[Collected data]
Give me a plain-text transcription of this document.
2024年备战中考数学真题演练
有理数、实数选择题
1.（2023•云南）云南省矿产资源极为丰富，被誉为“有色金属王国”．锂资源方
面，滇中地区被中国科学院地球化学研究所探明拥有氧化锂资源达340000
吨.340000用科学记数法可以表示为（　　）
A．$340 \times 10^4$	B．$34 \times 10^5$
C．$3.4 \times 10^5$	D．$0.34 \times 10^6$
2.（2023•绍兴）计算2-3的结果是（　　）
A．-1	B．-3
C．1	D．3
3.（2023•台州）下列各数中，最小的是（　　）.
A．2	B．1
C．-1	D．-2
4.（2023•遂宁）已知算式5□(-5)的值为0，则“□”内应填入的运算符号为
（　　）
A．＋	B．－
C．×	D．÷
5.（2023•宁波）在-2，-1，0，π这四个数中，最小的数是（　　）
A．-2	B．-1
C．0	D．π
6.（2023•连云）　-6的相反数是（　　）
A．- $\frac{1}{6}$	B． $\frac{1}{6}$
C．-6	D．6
* * *
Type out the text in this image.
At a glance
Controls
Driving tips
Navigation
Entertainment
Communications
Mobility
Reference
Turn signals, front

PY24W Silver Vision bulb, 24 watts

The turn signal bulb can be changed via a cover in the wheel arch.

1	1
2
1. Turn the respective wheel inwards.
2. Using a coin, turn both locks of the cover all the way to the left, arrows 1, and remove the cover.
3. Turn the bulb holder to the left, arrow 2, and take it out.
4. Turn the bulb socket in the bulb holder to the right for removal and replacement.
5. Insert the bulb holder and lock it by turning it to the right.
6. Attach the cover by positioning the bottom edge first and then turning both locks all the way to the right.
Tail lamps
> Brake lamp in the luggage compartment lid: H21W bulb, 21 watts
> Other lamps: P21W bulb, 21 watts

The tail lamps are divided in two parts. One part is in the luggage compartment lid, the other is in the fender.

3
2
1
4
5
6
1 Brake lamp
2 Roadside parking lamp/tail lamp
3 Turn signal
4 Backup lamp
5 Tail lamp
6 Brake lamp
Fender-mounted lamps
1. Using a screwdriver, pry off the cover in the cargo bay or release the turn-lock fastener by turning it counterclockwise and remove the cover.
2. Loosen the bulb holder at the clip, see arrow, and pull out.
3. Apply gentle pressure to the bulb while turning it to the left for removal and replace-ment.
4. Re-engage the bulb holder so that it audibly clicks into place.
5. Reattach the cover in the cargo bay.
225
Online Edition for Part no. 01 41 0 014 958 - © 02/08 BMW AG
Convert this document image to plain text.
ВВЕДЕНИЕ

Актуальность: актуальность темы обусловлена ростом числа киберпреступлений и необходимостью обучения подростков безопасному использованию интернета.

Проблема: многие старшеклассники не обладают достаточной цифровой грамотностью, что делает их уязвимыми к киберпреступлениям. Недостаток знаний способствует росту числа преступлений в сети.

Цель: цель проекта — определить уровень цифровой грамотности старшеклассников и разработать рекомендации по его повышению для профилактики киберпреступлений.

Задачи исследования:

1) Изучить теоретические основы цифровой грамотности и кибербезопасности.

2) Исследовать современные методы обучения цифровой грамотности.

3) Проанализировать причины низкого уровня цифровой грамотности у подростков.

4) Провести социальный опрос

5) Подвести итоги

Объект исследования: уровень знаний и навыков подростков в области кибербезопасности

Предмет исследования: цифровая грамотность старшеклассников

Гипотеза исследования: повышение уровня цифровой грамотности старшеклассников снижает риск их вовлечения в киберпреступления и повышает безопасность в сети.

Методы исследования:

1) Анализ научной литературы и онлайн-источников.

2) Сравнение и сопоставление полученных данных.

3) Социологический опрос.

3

[Short problem]
Scan the material above. Extract every line in which the word "lamps" occurs.

[The completed task]
Tail lamps
> Other lamps: P21W bulb, 21 watts
The tail lamps are divided in two parts. One part is in the luggage compartment lid, the other is in the fender.
Fender-mounted lamps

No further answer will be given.